▶ [DIRECTION]
Repeat each entry exactly and drop the pictures.
Start
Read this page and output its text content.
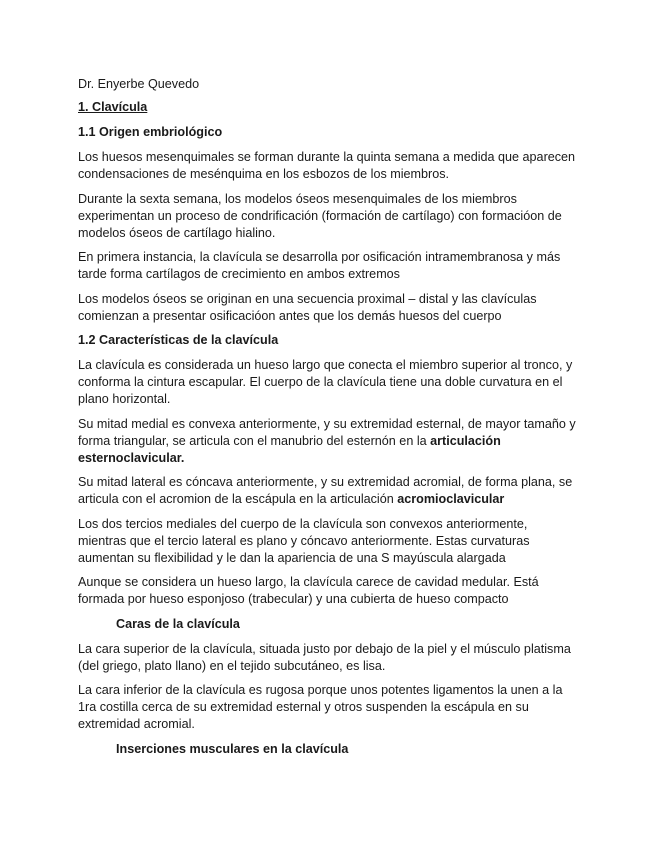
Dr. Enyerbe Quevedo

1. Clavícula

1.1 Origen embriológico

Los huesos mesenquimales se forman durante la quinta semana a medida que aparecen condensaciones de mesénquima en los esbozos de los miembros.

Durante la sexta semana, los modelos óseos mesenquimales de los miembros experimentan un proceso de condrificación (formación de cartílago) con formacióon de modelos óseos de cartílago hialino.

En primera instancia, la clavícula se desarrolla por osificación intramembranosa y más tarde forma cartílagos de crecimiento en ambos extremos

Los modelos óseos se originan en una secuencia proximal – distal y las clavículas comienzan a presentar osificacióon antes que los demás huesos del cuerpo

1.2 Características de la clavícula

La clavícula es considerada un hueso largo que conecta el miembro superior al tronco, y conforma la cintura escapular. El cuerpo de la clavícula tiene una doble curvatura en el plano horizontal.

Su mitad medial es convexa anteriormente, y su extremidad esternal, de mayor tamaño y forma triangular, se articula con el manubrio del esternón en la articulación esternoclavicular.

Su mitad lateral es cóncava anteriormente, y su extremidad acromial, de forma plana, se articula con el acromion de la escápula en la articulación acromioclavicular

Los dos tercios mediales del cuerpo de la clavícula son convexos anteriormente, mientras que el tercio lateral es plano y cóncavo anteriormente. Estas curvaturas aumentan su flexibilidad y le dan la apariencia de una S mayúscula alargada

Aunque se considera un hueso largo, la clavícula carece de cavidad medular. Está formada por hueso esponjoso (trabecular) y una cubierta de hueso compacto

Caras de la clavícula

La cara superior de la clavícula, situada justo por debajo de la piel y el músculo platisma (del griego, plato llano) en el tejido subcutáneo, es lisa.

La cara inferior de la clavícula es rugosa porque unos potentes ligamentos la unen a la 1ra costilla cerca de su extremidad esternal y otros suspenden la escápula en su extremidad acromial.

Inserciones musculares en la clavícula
End
▶ [TASK RESULT]
Read this page and output its text content.
Dr. Enyerbe Quevedo

1. Clavícula

1.1 Origen embriológico

Los huesos mesenquimales se forman durante la quinta semana a medida que aparecen condensaciones de mesénquima en los esbozos de los miembros.

Durante la sexta semana, los modelos óseos mesenquimales de los miembros experimentan un proceso de condrificación (formación de cartílago) con formacióon de modelos óseos de cartílago hialino.

En primera instancia, la clavícula se desarrolla por osificación intramembranosa y más tarde forma cartílagos de crecimiento en ambos extremos

Los modelos óseos se originan en una secuencia proximal – distal y las clavículas comienzan a presentar osificacióon antes que los demás huesos del cuerpo

1.2 Características de la clavícula

La clavícula es considerada un hueso largo que conecta el miembro superior al tronco, y conforma la cintura escapular. El cuerpo de la clavícula tiene una doble curvatura en el plano horizontal.

Su mitad medial es convexa anteriormente, y su extremidad esternal, de mayor tamaño y forma triangular, se articula con el manubrio del esternón en la articulación esternoclavicular.

Su mitad lateral es cóncava anteriormente, y su extremidad acromial, de forma plana, se articula con el acromion de la escápula en la articulación acromioclavicular

Los dos tercios mediales del cuerpo de la clavícula son convexos anteriormente, mientras que el tercio lateral es plano y cóncavo anteriormente. Estas curvaturas aumentan su flexibilidad y le dan la apariencia de una S mayúscula alargada

Aunque se considera un hueso largo, la clavícula carece de cavidad medular. Está formada por hueso esponjoso (trabecular) y una cubierta de hueso compacto

Caras de la clavícula

La cara superior de la clavícula, situada justo por debajo de la piel y el músculo platisma (del griego, plato llano) en el tejido subcutáneo, es lisa.

La cara inferior de la clavícula es rugosa porque unos potentes ligamentos la unen a la 1ra costilla cerca de su extremidad esternal y otros suspenden la escápula en su extremidad acromial.

Inserciones musculares en la clavícula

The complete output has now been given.